Records from a dataset:
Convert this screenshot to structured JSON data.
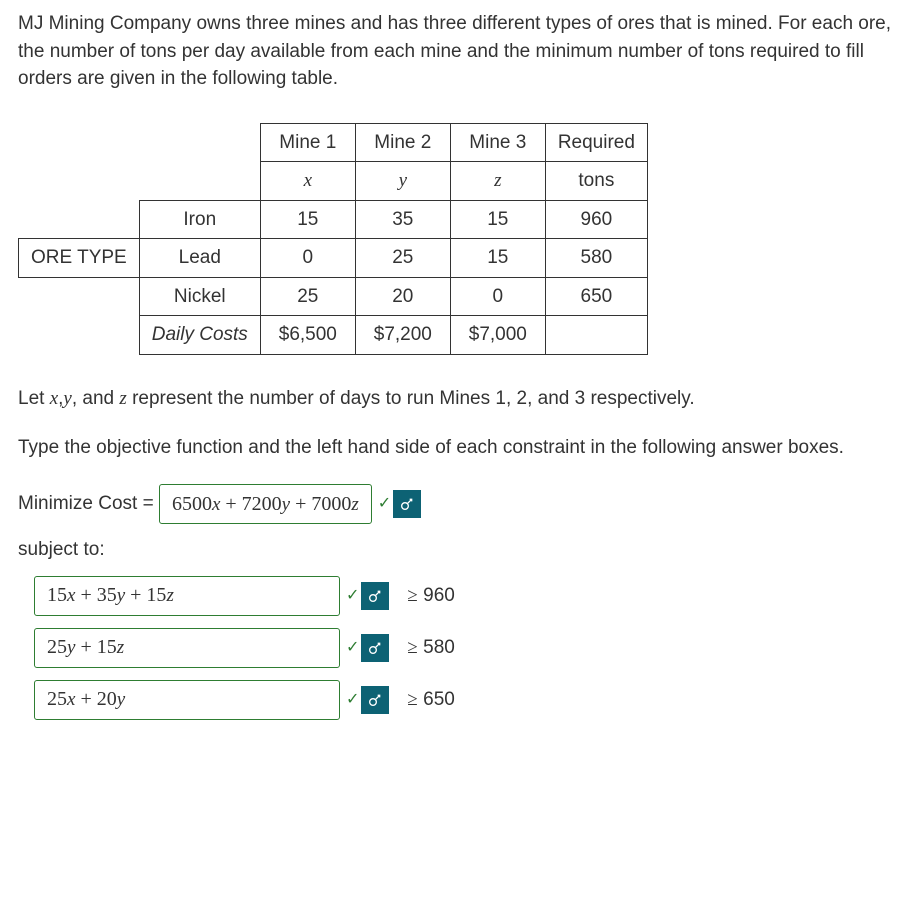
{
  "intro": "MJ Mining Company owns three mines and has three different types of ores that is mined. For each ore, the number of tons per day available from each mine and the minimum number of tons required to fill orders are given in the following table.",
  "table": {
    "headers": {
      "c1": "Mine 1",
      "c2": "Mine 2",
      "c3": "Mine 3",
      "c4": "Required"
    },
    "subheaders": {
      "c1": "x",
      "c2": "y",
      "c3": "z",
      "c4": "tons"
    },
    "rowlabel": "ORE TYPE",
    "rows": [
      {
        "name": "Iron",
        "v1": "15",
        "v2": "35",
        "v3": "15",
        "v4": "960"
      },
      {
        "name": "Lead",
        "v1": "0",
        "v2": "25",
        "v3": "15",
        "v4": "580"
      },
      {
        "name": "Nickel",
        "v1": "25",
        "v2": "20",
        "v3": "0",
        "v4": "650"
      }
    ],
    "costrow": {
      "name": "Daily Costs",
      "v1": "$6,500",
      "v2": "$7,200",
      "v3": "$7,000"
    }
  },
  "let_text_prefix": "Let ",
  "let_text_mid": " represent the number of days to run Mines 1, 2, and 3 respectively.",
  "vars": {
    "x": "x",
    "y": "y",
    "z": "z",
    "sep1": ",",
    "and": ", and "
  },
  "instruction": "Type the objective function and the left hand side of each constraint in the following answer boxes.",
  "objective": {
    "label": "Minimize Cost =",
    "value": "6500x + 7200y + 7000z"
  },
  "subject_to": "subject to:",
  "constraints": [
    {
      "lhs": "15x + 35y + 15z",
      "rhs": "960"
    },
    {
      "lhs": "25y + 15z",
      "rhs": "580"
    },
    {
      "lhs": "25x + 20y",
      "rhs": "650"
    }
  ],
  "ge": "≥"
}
--
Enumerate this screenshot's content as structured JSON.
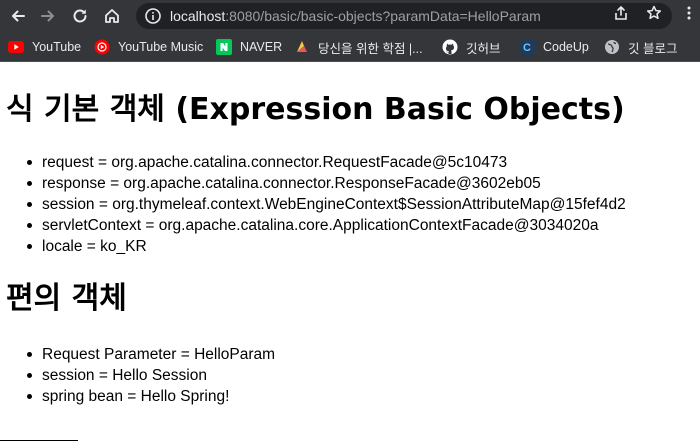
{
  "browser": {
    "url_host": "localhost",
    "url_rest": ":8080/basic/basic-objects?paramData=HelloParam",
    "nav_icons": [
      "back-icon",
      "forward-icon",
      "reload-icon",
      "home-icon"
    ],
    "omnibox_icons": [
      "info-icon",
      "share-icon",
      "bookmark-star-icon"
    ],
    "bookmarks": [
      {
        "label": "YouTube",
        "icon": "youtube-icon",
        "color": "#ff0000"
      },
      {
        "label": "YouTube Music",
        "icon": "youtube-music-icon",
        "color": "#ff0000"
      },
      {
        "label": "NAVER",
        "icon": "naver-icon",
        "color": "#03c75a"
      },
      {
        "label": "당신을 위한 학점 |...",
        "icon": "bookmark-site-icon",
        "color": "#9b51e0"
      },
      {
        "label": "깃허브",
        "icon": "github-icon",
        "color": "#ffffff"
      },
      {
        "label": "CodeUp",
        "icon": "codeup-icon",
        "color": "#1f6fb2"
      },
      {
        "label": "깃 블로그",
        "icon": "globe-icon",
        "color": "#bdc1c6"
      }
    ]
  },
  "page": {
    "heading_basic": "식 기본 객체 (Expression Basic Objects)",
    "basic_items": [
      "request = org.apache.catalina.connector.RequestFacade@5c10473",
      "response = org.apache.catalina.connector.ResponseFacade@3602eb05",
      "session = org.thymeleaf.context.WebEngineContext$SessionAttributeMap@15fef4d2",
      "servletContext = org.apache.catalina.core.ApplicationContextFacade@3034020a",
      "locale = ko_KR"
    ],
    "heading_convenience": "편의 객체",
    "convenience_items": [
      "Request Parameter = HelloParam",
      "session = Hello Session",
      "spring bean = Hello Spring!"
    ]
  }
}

GOAL: Look over the listing. Pull out every line with the string "number" in it.

REPLY:
  "intro": "MJ Mining Company owns three mines and has three different types of ores that is mined. For each ore, the number of tons per day available from each mine and the minimum number of tons required to fill orders are given in the following table.",
  "let_text_mid": " represent the number of days to run Mines 1, 2, and 3 respectively.",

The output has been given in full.